[Begin SUPPLIED ENTRIES]

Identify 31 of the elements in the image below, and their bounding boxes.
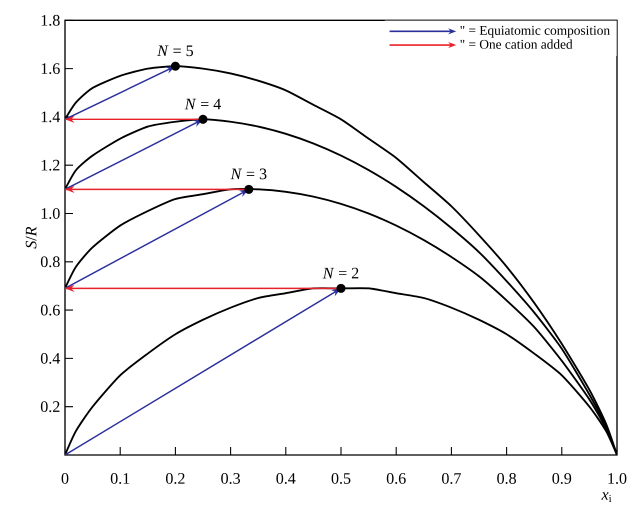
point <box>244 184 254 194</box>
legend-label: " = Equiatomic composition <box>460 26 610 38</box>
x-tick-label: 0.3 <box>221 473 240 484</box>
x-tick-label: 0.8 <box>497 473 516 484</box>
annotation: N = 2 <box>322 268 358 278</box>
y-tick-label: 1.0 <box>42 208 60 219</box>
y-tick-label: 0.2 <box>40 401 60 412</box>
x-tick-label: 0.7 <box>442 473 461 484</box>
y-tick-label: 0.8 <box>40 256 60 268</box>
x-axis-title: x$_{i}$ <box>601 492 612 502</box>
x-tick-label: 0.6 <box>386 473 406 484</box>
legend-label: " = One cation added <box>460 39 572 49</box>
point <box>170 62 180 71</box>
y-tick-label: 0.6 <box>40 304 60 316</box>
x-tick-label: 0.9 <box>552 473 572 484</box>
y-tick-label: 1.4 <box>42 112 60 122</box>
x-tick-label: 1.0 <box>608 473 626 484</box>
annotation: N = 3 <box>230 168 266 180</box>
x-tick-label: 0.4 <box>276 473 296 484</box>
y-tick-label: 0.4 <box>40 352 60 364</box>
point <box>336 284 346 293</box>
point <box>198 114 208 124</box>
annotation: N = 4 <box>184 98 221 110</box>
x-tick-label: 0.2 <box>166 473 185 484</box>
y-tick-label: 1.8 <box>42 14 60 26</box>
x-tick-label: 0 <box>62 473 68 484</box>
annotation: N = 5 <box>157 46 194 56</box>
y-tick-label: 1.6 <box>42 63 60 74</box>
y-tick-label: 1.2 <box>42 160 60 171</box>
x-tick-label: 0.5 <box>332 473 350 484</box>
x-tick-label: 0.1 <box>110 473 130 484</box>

[End SUPPLIED ENTRIES]

- [GOAL]
Return the listing above line for line without any changes, and leave out the picture.

- [COMPLETE RESPONSE]
Identify 31 of the elements in the image below, and their bounding boxes.
point <box>244 184 254 194</box>
legend-label: " = Equiatomic composition <box>460 26 610 38</box>
x-tick-label: 0.3 <box>221 473 240 484</box>
x-tick-label: 0.8 <box>497 473 516 484</box>
annotation: N = 2 <box>322 268 358 278</box>
y-tick-label: 1.0 <box>42 208 60 219</box>
y-tick-label: 0.2 <box>40 401 60 412</box>
x-tick-label: 0.7 <box>442 473 461 484</box>
y-tick-label: 0.8 <box>40 256 60 268</box>
x-axis-title: x$_{i}$ <box>601 492 612 502</box>
x-tick-label: 0.6 <box>386 473 406 484</box>
legend-label: " = One cation added <box>460 39 572 49</box>
point <box>170 62 180 71</box>
y-tick-label: 0.6 <box>40 304 60 316</box>
x-tick-label: 0.9 <box>552 473 572 484</box>
y-tick-label: 1.4 <box>42 112 60 122</box>
x-tick-label: 1.0 <box>608 473 626 484</box>
annotation: N = 3 <box>230 168 266 180</box>
x-tick-label: 0.4 <box>276 473 296 484</box>
y-tick-label: 0.4 <box>40 352 60 364</box>
point <box>336 284 346 293</box>
point <box>198 114 208 124</box>
annotation: N = 4 <box>184 98 221 110</box>
x-tick-label: 0.2 <box>166 473 185 484</box>
y-tick-label: 1.8 <box>42 14 60 26</box>
x-tick-label: 0 <box>62 473 68 484</box>
annotation: N = 5 <box>157 46 194 56</box>
y-tick-label: 1.6 <box>42 63 60 74</box>
y-tick-label: 1.2 <box>42 160 60 171</box>
x-tick-label: 0.5 <box>332 473 350 484</box>
x-tick-label: 0.1 <box>110 473 130 484</box>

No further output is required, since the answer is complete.